### What you will do
Pull each line holding the word "Phase" from the data.
___ Data to process ___
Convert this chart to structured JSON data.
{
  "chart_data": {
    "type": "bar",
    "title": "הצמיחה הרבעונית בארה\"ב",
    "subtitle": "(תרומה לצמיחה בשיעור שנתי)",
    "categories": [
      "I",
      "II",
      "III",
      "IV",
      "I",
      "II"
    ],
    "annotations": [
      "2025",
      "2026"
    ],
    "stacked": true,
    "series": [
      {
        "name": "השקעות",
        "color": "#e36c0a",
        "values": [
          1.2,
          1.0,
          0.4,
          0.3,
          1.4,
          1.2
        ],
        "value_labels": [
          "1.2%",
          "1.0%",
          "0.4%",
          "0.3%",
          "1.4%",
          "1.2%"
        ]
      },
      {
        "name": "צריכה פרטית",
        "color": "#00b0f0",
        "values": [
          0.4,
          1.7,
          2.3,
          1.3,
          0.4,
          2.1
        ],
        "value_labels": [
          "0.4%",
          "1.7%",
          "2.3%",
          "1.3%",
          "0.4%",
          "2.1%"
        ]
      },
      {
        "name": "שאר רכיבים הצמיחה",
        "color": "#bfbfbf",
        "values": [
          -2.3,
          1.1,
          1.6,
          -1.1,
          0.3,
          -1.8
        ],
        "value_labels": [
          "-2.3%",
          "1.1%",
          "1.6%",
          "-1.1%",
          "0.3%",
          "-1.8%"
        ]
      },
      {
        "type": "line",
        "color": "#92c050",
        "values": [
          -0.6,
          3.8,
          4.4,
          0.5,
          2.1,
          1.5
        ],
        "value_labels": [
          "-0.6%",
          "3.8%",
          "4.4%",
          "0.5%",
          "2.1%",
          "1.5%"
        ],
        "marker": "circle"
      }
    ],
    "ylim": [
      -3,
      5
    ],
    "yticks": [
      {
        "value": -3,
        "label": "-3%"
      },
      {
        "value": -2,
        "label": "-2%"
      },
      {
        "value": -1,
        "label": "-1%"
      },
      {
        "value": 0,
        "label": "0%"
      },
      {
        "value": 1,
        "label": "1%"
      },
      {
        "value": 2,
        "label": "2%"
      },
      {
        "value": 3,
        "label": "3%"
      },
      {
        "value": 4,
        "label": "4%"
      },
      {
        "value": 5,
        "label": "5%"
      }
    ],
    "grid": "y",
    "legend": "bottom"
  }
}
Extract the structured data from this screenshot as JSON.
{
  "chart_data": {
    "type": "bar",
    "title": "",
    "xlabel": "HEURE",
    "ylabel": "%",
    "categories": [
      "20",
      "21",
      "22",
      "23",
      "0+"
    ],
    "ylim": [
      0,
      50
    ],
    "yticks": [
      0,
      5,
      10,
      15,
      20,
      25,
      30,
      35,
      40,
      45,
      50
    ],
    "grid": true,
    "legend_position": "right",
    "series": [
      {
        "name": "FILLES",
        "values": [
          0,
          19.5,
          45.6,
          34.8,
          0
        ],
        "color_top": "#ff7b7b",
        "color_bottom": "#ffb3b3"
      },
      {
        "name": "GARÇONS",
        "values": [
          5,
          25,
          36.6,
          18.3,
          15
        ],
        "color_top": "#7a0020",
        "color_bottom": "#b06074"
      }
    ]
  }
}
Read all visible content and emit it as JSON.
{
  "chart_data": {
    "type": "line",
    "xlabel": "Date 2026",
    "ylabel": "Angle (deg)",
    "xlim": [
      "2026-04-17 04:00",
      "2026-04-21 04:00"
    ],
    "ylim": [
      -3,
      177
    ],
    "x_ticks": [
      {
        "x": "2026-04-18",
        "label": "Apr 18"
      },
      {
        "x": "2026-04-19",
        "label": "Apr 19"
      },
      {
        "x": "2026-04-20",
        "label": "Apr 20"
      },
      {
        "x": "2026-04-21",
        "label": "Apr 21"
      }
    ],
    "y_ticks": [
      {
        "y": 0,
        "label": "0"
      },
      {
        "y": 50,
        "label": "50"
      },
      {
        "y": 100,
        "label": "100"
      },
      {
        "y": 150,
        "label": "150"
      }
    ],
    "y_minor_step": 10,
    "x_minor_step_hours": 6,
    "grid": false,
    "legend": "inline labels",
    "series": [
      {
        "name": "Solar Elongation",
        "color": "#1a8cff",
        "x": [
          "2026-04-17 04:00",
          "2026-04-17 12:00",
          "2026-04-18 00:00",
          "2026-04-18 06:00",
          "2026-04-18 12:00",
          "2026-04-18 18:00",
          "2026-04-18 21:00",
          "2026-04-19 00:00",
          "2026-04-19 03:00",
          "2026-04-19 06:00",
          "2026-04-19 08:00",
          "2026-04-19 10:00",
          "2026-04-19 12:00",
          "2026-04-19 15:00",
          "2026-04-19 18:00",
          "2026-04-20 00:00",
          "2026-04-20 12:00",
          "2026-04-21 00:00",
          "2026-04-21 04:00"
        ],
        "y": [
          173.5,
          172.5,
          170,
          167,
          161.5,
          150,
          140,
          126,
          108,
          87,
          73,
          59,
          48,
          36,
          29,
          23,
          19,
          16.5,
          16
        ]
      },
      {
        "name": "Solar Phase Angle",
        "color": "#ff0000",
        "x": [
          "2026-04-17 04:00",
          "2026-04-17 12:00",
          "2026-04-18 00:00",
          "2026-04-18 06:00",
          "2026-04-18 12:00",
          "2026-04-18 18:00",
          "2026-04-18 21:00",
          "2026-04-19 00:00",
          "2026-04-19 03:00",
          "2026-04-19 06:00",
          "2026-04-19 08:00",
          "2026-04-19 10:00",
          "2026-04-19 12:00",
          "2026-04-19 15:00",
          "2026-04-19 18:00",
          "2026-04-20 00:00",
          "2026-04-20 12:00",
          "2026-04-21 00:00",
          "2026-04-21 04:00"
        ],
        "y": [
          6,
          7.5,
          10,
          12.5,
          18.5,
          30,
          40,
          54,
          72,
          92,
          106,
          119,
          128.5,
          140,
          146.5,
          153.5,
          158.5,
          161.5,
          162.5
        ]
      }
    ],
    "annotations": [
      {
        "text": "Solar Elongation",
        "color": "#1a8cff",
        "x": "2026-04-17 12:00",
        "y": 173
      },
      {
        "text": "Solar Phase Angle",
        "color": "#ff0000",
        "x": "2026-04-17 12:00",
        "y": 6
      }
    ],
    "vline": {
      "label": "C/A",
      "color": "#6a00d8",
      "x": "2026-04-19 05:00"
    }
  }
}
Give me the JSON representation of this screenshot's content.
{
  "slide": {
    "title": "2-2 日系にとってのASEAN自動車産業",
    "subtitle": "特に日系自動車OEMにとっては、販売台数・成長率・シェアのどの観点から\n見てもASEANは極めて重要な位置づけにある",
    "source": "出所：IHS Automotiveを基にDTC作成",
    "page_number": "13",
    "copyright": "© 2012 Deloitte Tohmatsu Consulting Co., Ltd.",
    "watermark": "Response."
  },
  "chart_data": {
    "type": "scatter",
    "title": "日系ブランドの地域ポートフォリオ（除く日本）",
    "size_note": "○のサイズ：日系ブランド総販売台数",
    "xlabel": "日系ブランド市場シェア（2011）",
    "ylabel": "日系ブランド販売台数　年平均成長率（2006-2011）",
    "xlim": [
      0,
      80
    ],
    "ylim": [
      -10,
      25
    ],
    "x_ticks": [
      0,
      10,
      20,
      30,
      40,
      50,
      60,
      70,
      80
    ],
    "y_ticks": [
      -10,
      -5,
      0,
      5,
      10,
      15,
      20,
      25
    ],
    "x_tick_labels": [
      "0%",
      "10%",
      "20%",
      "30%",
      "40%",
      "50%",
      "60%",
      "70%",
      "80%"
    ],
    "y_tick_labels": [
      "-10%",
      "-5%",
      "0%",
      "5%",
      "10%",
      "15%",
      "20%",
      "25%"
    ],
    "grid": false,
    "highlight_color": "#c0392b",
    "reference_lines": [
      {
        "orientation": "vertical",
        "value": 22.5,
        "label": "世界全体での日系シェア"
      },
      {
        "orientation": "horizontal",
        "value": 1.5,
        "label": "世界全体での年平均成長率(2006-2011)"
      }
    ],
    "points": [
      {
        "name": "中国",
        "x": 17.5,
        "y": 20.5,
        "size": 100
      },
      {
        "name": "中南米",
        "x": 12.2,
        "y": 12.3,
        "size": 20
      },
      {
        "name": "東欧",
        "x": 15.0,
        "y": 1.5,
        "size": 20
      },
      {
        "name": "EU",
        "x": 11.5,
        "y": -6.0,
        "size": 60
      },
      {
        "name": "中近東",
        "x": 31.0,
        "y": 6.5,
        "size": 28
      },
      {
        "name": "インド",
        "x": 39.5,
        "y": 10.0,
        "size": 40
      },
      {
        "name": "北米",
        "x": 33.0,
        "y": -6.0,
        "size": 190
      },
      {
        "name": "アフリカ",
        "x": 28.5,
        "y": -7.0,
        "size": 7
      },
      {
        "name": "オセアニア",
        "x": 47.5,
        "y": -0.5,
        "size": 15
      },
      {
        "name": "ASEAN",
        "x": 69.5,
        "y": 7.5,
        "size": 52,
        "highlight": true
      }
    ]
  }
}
___
### The completed task
        "name": "Solar Phase Angle",
        "text": "Solar Phase Angle",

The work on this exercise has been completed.